▶ _Set problem_
Records follow. Select each line holding "ylabel".

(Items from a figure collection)
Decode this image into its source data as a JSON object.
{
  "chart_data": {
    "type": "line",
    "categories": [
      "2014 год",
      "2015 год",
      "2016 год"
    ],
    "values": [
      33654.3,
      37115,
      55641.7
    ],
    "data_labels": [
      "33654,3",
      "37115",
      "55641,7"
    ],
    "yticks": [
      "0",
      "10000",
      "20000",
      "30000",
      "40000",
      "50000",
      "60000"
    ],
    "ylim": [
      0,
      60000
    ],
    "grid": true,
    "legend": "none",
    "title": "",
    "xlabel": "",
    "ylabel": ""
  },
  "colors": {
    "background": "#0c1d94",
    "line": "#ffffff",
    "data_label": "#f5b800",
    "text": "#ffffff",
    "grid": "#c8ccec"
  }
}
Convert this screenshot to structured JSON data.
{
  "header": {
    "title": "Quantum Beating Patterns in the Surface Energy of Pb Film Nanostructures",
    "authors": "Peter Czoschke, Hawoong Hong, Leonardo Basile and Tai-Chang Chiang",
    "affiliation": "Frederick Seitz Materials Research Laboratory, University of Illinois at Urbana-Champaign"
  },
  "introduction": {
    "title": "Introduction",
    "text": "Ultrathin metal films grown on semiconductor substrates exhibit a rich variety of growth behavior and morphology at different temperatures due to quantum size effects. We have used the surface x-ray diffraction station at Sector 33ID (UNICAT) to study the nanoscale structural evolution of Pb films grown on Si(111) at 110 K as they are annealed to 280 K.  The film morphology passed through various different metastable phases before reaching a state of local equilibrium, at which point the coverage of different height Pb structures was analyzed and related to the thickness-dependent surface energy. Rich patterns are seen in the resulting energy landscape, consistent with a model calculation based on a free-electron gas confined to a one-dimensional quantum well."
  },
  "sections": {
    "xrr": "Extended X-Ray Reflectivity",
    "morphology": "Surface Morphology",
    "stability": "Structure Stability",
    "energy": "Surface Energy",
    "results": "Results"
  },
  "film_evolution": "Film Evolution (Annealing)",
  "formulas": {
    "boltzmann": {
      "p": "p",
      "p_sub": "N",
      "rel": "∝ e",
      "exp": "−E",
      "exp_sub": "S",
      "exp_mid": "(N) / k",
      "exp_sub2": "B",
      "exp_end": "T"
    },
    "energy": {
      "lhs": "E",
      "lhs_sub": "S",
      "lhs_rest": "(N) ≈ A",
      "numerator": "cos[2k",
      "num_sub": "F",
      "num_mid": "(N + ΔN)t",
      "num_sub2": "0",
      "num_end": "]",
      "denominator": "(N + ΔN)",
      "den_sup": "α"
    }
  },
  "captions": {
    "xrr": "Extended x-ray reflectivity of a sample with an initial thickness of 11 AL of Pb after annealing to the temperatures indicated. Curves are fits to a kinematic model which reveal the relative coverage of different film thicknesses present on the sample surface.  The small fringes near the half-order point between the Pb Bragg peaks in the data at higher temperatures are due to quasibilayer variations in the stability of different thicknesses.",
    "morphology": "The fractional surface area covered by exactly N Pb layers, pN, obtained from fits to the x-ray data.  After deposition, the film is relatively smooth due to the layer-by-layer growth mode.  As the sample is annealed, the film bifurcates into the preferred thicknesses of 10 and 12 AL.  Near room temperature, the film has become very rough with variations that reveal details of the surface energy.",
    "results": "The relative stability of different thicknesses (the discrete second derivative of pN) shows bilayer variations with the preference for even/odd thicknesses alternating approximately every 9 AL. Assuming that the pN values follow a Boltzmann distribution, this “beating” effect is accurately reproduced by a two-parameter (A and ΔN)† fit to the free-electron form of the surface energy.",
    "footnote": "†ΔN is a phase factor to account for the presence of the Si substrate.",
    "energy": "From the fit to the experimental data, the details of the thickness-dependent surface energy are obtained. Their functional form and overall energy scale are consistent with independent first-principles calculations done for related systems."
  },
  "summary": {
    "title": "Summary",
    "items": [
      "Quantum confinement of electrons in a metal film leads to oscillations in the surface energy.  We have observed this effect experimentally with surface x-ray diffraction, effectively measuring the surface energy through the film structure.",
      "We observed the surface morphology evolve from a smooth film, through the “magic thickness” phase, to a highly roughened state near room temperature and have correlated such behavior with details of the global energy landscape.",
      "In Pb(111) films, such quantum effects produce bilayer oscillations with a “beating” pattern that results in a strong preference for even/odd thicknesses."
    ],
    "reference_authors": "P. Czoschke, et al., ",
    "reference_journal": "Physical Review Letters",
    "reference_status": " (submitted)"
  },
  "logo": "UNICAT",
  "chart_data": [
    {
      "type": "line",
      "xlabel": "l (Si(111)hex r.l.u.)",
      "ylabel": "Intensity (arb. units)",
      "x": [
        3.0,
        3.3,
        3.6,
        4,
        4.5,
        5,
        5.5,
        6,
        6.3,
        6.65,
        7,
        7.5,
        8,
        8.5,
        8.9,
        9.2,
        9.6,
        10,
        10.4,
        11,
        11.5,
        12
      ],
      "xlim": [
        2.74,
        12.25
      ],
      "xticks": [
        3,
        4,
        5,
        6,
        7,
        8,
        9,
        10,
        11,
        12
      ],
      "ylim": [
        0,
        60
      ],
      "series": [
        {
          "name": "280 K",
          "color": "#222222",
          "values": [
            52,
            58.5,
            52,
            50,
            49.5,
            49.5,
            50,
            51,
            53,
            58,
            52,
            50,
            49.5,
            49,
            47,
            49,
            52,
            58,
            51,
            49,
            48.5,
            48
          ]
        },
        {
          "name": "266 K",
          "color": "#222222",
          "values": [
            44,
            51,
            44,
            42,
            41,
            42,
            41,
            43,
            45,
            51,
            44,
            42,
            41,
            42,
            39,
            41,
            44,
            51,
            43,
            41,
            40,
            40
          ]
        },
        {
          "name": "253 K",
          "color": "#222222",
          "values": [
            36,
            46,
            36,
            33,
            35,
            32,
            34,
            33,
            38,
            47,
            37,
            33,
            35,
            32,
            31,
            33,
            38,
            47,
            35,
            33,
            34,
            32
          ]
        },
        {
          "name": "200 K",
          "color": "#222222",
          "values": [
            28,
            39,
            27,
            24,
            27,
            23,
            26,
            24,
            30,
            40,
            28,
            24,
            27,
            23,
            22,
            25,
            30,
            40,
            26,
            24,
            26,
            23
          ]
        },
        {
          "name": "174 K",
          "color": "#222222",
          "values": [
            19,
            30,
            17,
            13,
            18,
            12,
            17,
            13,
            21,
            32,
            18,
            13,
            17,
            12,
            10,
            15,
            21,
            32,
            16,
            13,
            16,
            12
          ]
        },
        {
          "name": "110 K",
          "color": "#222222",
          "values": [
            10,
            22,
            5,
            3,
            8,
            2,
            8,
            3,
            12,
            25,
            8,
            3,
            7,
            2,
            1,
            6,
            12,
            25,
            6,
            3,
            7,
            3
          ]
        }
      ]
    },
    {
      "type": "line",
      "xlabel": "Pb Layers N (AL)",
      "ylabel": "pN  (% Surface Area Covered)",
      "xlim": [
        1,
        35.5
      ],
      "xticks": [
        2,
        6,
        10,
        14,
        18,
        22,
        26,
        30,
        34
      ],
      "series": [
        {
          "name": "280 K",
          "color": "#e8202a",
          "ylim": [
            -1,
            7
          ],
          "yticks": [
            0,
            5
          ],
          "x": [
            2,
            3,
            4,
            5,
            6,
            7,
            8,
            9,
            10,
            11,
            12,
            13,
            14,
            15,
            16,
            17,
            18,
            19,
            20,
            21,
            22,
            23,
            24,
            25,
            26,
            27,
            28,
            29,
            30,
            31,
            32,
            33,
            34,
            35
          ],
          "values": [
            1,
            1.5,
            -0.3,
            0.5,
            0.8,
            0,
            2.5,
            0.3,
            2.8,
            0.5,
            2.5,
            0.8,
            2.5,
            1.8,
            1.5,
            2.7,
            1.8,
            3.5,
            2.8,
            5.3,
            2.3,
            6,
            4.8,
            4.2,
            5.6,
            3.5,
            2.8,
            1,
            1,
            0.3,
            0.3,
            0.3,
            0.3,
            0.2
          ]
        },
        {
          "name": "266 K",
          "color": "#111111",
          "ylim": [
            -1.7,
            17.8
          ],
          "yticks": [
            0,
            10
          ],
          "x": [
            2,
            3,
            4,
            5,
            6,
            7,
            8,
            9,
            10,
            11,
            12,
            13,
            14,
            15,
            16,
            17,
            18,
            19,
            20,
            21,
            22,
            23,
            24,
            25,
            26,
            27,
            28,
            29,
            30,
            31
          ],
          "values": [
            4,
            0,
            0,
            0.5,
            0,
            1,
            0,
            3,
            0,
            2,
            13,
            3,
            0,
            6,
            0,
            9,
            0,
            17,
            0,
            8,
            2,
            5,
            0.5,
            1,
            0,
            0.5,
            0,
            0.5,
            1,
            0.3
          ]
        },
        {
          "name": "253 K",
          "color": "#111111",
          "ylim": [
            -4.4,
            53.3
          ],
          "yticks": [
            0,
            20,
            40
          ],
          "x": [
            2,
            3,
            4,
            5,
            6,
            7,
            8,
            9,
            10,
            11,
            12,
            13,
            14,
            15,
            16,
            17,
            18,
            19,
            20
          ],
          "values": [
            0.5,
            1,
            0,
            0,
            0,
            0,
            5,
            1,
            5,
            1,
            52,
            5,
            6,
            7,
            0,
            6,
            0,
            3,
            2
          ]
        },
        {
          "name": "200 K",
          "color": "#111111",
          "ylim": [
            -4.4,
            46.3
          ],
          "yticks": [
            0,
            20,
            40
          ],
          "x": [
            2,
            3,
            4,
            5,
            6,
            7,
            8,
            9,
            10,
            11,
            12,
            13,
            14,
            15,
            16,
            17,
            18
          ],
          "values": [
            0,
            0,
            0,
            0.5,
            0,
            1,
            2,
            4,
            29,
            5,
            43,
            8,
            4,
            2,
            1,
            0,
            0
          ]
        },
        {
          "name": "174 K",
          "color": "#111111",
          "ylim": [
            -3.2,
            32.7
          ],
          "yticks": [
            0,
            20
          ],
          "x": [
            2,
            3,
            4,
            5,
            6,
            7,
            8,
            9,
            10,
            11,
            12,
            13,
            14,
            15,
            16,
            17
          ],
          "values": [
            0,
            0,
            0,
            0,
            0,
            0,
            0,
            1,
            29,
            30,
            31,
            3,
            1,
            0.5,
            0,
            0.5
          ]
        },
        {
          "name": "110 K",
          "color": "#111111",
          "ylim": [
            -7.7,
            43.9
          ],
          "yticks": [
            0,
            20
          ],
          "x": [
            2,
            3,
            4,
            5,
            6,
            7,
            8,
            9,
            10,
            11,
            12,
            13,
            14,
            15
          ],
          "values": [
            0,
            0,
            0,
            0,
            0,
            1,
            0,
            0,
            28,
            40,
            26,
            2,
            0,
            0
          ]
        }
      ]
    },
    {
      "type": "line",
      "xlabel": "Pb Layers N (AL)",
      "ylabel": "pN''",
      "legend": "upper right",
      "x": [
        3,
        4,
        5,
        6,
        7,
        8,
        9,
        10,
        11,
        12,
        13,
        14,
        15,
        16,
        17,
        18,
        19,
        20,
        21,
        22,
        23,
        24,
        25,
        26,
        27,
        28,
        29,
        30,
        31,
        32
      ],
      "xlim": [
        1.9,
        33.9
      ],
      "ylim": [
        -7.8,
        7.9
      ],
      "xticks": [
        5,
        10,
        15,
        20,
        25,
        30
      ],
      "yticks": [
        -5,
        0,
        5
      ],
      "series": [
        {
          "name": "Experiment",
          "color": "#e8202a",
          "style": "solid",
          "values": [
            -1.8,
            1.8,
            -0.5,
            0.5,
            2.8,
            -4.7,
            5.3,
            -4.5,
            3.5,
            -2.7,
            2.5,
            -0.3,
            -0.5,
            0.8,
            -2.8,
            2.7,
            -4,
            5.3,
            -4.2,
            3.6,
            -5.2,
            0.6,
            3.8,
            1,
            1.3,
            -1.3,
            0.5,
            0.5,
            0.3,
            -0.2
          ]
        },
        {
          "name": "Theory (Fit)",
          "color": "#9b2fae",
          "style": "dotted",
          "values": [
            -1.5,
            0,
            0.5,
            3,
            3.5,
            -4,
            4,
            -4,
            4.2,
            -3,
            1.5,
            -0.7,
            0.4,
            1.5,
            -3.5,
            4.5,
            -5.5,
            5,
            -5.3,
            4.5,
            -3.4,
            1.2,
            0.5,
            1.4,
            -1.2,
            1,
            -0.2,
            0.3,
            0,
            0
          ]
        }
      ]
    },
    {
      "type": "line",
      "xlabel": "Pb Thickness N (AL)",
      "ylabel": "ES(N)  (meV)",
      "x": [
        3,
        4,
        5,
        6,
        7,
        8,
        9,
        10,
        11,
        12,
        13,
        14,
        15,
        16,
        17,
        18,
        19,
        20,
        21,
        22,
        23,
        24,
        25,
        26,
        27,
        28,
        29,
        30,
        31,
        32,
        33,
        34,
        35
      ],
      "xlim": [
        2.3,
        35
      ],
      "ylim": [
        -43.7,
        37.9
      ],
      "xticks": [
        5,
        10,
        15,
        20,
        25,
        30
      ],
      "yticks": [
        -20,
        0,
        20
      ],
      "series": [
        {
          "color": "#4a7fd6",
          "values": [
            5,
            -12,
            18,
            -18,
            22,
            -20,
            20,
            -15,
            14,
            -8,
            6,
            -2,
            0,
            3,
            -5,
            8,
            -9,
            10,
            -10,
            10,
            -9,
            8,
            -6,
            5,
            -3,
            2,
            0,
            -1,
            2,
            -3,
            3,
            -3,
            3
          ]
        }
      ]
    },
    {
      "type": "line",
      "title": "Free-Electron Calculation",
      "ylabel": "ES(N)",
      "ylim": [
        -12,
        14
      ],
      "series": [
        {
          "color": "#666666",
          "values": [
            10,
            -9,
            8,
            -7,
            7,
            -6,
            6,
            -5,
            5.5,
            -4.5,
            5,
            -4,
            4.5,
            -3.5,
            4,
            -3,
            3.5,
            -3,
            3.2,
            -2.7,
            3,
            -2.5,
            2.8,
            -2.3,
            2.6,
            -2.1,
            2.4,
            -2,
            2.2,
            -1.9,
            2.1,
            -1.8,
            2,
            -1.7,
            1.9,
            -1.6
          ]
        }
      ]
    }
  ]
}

▶ _Complete answer_
    "ylabel": ""
      "ylabel": "Intensity (arb. units)",
      "ylabel": "pN  (% Surface Area Covered)",
      "ylabel": "pN''",
      "ylabel": "ES(N)  (meV)",
      "ylabel": "ES(N)",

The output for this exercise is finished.